_Task data_:

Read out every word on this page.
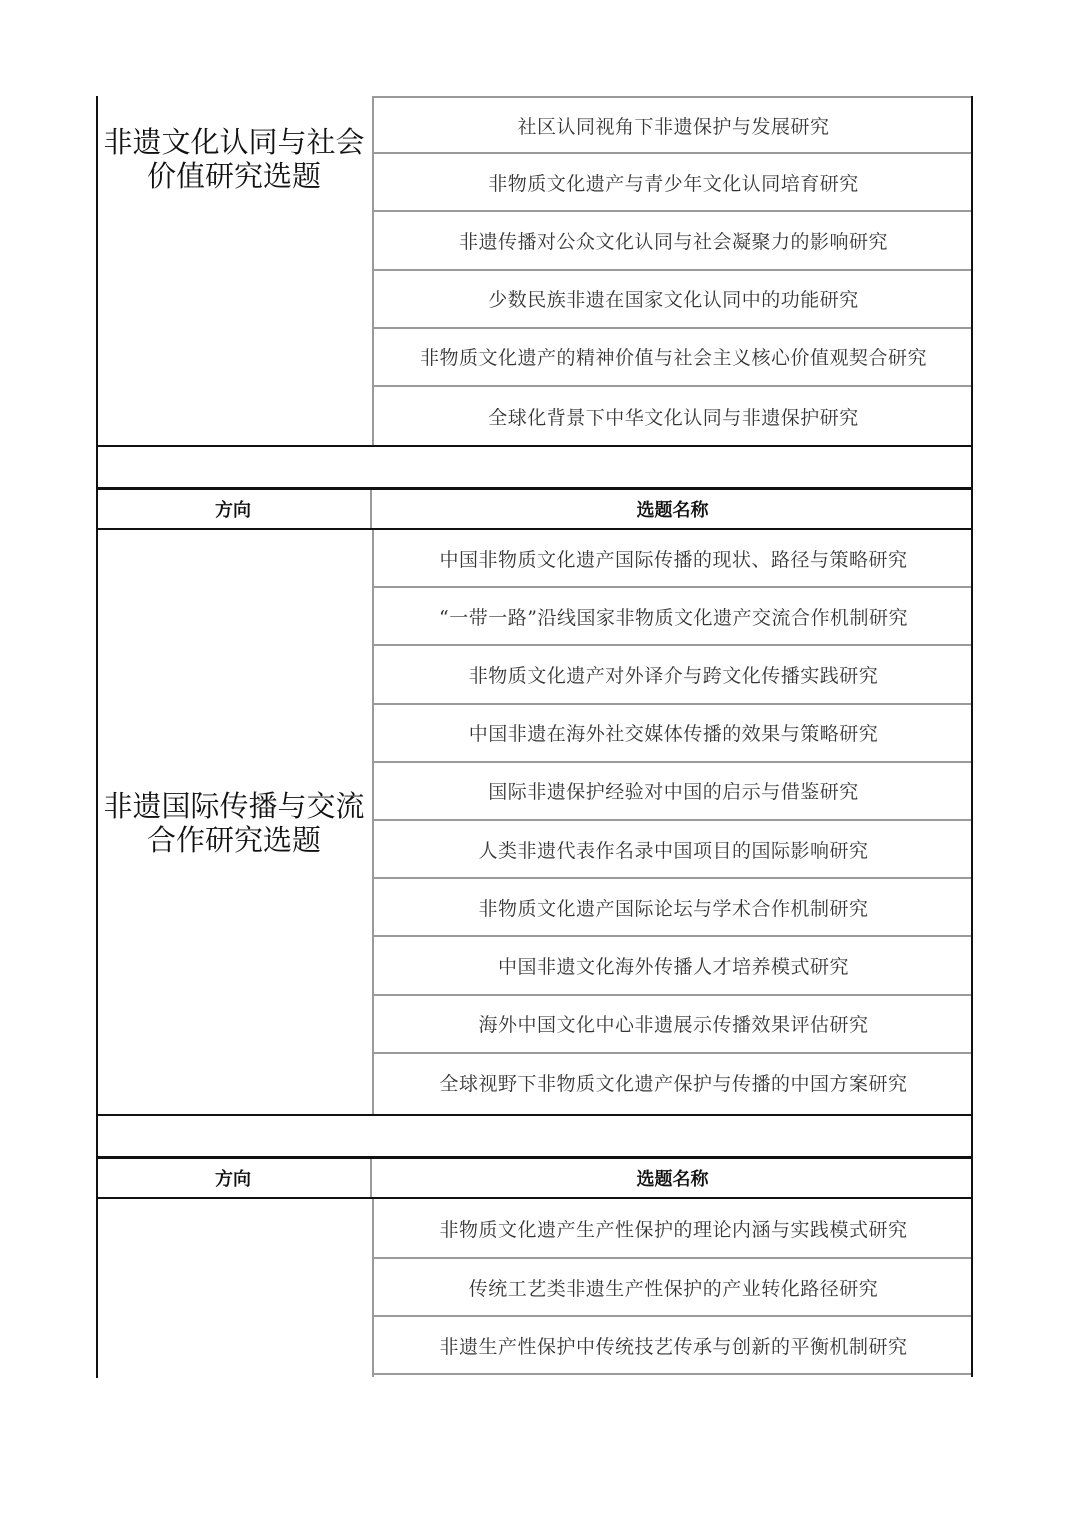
非遗文化认同与社会
价值研究选题
社区认同视角下非遗保护与发展研究
非物质文化遗产与青少年文化认同培育研究
非遗传播对公众文化认同与社会凝聚力的影响研究
少数民族非遗在国家文化认同中的功能研究
非物质文化遗产的精神价值与社会主义核心价值观契合研究
全球化背景下中华文化认同与非遗保护研究
方向	选题名称
非遗国际传播与交流
合作研究选题
中国非物质文化遗产国际传播的现状、路径与策略研究
“一带一路”沿线国家非物质文化遗产交流合作机制研究
非物质文化遗产对外译介与跨文化传播实践研究
中国非遗在海外社交媒体传播的效果与策略研究
国际非遗保护经验对中国的启示与借鉴研究
人类非遗代表作名录中国项目的国际影响研究
非物质文化遗产国际论坛与学术合作机制研究
中国非遗文化海外传播人才培养模式研究
海外中国文化中心非遗展示传播效果评估研究
全球视野下非物质文化遗产保护与传播的中国方案研究
方向	选题名称
非物质文化遗产生产性保护的理论内涵与实践模式研究
传统工艺类非遗生产性保护的产业转化路径研究
非遗生产性保护中传统技艺传承与创新的平衡机制研究
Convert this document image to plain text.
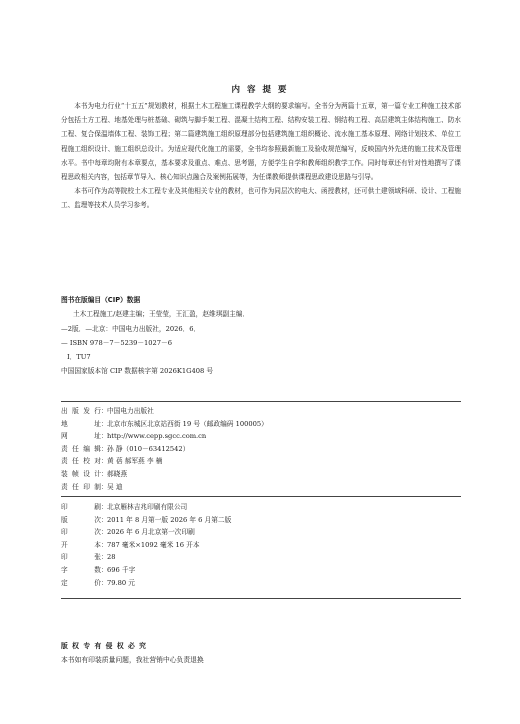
内 容 提 要

本书为电力行业“十五五”规划教材，根据土木工程施工课程教学大纲的要求编写。全书分为两篇十五章，第一篇专业工种施工技术部分包括土方工程、地基处理与桩基础、砌筑与脚手架工程、混凝土结构工程、结构安装工程、钢结构工程、高层建筑主体结构施工、防水工程、复合保温墙体工程、装饰工程；第二篇建筑施工组织原理部分包括建筑施工组织概论、流水施工基本原理、网络计划技术、单位工程施工组织设计、施工组织总设计。为适应现代化施工的需要，全书均参照最新施工及验收规范编写，反映国内外先进的施工技术及管理水平。书中每章均附有本章要点，基本要求及重点、难点、思考题，方便学生自学和教师组织教学工作。同时每章还有针对性地撰写了课程思政相关内容，包括章节导入、核心知识点融合及案例拓展等，为任课教师提供课程思政建设思路与引导。

本书可作为高等院校土木工程专业及其他相关专业的教材，也可作为同层次的电大、函授教材，还可供土建领域科研、设计、工程施工、监理等技术人员学习参考。

图书在版编目（CIP）数据
土木工程施工/赵建主编；王莹莹，王汇盈，赵维琪副主编．
—2版．—北京：中国电力出版社，2026．6．
— ISBN 978－7－5239－1027－6
Ⅰ．TU7
中国国家版本馆 CIP 数据核字第 2026K1G408 号
出版发行 ： 中国电力出版社
地址 ： 北京市东城区北京站西街 19 号（邮政编码 100005）
网址 ： http://www.cepp.sgcc.com.cn
责任编辑 ： 孙 静（010－63412542）
责任校对 ： 黄 蓓 郝军燕 李 楠
装帧设计 ： 郝晓燕
责任印制 ： 吴 迪
印刷 ： 北京雁林吉兆印刷有限公司
版次 ： 2011 年 8 月第一版 2026 年 6 月第二版
印次 ： 2026 年 6 月北京第一次印刷
开本 ： 787 毫米×1092 毫米 16 开本
印张 ： 28
字数 ： 696 千字
定价 ： 79.80 元
版 权 专 有 侵 权 必 究
本书如有印装质量问题，我社营销中心负责退换
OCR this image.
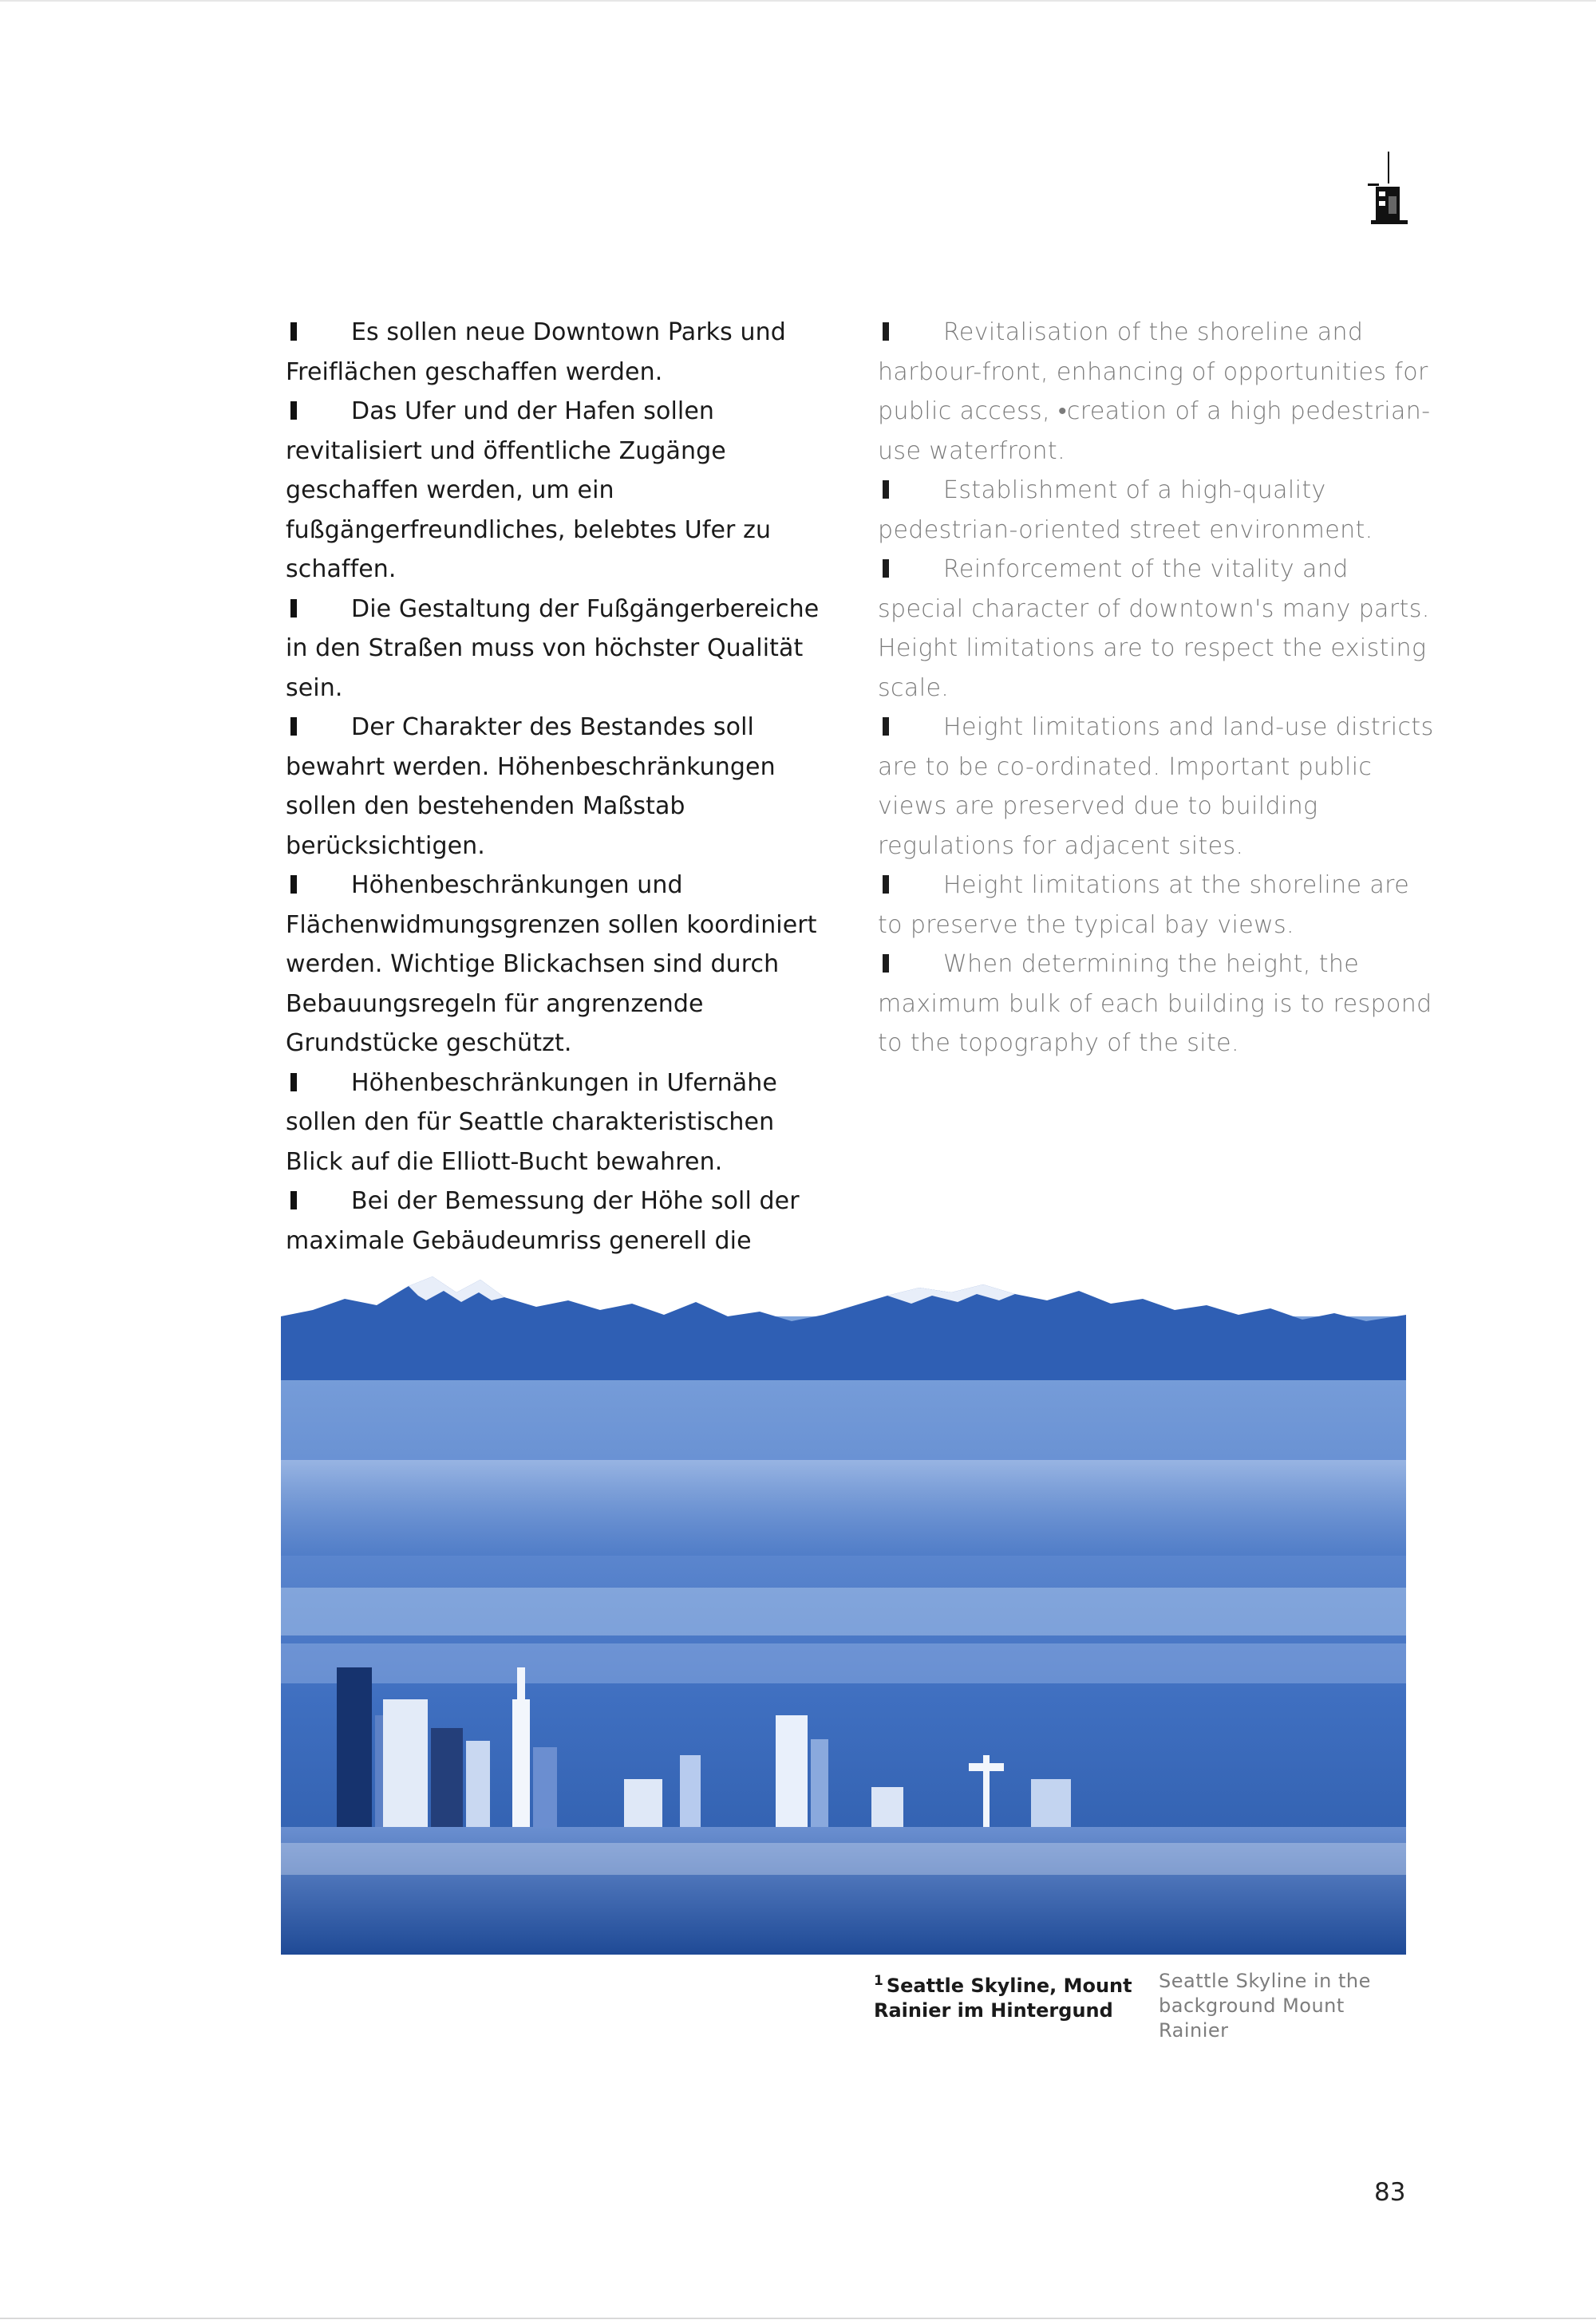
Es sollen neue Downtown Parks und Freiflächen geschaffen werden.
Das Ufer und der Hafen sollen revitalisiert und öffentliche Zugänge geschaffen werden, um ein fußgängerfreundliches, belebtes Ufer zu schaffen.
Die Gestaltung der Fußgängerbereiche in den Straßen muss von höchster Qualität sein.
Der Charakter des Bestandes soll bewahrt werden. Höhenbeschränkungen sollen den bestehenden Maßstab berücksichtigen.
Höhenbeschränkungen und Flächenwidmungsgrenzen sollen koordiniert werden. Wichtige Blickachsen sind durch Bebauungsregeln für angrenzende Grundstücke geschützt.
Höhenbeschränkungen in Ufernähe sollen den für Seattle charakteristischen Blick auf die Elliott-Bucht bewahren.
Bei der Bemessung der Höhe soll der maximale Gebäudeumriss generell die

Revitalisation of the shoreline and harbour-front, enhancing of opportunities for public access, •creation of a high pedestrian-use waterfront.
Establishment of a high-quality pedestrian-oriented street environment.
Reinforcement of the vitality and special character of downtown's many parts. Height limitations are to respect the existing scale.
Height limitations and land-use districts are to be co-ordinated. Important public views are preserved due to building regulations for adjacent sites.
Height limitations at the shoreline are to preserve the typical bay views.
When determining the height, the maximum bulk of each building is to respond to the topography of the site.

$^1$ Seattle Skyline, Mount Rainier im Hintergund
Seattle Skyline in the background Mount Rainier
83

_Your objective_:
From the data, pick out every line that includes "shoreline".

_Full output_:
Revitalisation of the shoreline and harbour-front, enhancing of opportunities for public access, •creation of a high pedestrian-use waterfront.
Height limitations at the shoreline are to preserve the typical bay views.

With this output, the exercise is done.